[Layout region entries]
--- --- ---

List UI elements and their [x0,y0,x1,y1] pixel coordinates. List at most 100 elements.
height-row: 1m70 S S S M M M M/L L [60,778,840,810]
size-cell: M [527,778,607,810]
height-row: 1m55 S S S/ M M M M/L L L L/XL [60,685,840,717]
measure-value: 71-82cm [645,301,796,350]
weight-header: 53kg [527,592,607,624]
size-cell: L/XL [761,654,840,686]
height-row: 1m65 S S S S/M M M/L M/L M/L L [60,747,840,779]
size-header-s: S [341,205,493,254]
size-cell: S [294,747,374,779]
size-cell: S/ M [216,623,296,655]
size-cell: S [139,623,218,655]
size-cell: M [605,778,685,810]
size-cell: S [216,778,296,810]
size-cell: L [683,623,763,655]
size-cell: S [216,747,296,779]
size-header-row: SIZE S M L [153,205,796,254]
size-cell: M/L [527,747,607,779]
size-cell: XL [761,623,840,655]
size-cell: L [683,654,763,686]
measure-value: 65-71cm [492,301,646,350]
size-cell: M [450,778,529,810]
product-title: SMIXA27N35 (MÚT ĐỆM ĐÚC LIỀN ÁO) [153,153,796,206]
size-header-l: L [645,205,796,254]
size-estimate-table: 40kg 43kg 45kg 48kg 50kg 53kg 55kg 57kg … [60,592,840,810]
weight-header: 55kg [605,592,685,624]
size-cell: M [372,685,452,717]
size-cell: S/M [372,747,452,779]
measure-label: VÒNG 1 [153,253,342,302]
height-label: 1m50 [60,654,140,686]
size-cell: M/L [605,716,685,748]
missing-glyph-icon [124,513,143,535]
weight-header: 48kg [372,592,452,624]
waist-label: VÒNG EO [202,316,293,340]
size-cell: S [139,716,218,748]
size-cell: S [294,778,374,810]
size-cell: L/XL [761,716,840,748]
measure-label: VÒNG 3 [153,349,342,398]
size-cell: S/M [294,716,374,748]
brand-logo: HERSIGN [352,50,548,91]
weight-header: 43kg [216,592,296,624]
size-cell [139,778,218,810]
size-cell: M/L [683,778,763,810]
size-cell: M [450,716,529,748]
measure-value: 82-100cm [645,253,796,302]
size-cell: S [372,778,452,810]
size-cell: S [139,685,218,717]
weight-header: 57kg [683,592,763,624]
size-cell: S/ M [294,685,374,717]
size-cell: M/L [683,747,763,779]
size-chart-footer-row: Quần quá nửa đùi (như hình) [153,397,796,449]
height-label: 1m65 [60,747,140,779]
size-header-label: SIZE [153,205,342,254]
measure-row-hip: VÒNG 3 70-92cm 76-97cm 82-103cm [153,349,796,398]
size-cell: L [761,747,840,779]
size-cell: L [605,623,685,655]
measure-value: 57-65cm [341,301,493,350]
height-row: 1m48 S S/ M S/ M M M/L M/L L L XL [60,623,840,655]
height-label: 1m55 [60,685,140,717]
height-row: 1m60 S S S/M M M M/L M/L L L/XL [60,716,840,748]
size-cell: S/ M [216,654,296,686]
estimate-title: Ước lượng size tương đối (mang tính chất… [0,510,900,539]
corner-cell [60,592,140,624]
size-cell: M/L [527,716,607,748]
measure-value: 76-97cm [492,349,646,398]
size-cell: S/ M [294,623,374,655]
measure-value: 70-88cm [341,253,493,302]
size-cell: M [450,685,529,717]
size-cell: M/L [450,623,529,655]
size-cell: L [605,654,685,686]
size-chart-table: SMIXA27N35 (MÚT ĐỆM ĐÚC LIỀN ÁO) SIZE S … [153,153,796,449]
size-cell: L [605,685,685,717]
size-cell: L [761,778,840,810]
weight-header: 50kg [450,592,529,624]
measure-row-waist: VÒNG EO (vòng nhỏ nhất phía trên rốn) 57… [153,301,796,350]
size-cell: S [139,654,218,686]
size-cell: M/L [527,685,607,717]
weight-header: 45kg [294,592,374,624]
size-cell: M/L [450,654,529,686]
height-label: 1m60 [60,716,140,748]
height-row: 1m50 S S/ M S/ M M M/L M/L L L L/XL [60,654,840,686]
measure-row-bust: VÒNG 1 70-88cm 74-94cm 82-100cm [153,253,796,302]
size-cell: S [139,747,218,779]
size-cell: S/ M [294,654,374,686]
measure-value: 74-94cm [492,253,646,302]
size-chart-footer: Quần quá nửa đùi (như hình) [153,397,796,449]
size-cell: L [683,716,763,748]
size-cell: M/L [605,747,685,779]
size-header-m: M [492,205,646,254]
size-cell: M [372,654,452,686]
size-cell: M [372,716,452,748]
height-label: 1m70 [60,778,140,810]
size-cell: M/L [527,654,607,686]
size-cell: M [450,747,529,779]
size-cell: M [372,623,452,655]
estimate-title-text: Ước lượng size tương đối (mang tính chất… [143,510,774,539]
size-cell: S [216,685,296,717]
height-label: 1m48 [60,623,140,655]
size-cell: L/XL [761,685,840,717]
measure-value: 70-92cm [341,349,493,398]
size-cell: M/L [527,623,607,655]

--- --- ---

# What the task requires:
Can you put the entries, from the start through the line that contains "brand-logo: HERSIGN [352,50,548,91]" (both ends included), into a Markdown table with the columns Row and Line, leaving out any blank lines?

# Final result:
| Row | Line |
|---|---|
| 1 | List UI elements and their [x0,y0,x1,y1] pixel coordinates. List at most 100 elements. |
| 2 | height-row: 1m70 S S S M M M M/L L [60,778,840,810] |
| 3 | size-cell: M [527,778,607,810] |
| 4 | height-row: 1m55 S S S/ M M M M/L L L L/XL [60,685,840,717] |
| 5 | measure-value: 71-82cm [645,301,796,350] |
| 6 | weight-header: 53kg [527,592,607,624] |
| 7 | size-cell: L/XL [761,654,840,686] |
| 8 | height-row: 1m65 S S S S/M M M/L M/L M/L L [60,747,840,779] |
| 9 | size-header-s: S [341,205,493,254] |
| 10 | size-cell: S [294,747,374,779] |
| 11 | size-cell: S/ M [216,623,296,655] |
| 12 | size-cell: S [139,623,218,655] |
| 13 | size-cell: M [605,778,685,810] |
| 14 | size-cell: S [216,778,296,810] |
| 15 | size-cell: L [683,623,763,655] |
| 16 | size-cell: S [216,747,296,779] |
| 17 | size-header-row: SIZE S M L [153,205,796,254] |
| 18 | size-cell: M/L [527,747,607,779] |
| 19 | size-cell: XL [761,623,840,655] |
| 20 | size-cell: L [683,654,763,686] |
| 21 | measure-value: 65-71cm [492,301,646,350] |
| 22 | size-cell: M [450,778,529,810] |
| 23 | product-title: SMIXA27N35 (MÚT ĐỆM ĐÚC LIỀN ÁO) [153,153,796,206] |
| 24 | size-header-l: L [645,205,796,254] |
| 25 | size-estimate-table: 40kg 43kg 45kg 48kg 50kg 53kg 55kg 57kg … [60,592,840,810] |
| 26 | weight-header: 55kg [605,592,685,624] |
| 27 | size-cell: M [372,685,452,717] |
| 28 | size-cell: S/M [372,747,452,779] |
| 29 | measure-label: VÒNG 1 [153,253,342,302] |
| 30 | height-label: 1m50 [60,654,140,686] |
| 31 | size-cell: M/L [605,716,685,748] |
| 32 | missing-glyph-icon [124,513,143,535] |
| 33 | weight-header: 48kg [372,592,452,624] |
| 34 | waist-label: VÒNG EO [202,316,293,340] |
| 35 | size-cell: S [139,716,218,748] |
| 36 | size-cell: S [294,778,374,810] |
| 37 | size-cell: L/XL [761,716,840,748] |
| 38 | measure-label: VÒNG 3 [153,349,342,398] |
| 39 | size-cell: S/M [294,716,374,748] |
| 40 | brand-logo: HERSIGN [352,50,548,91] |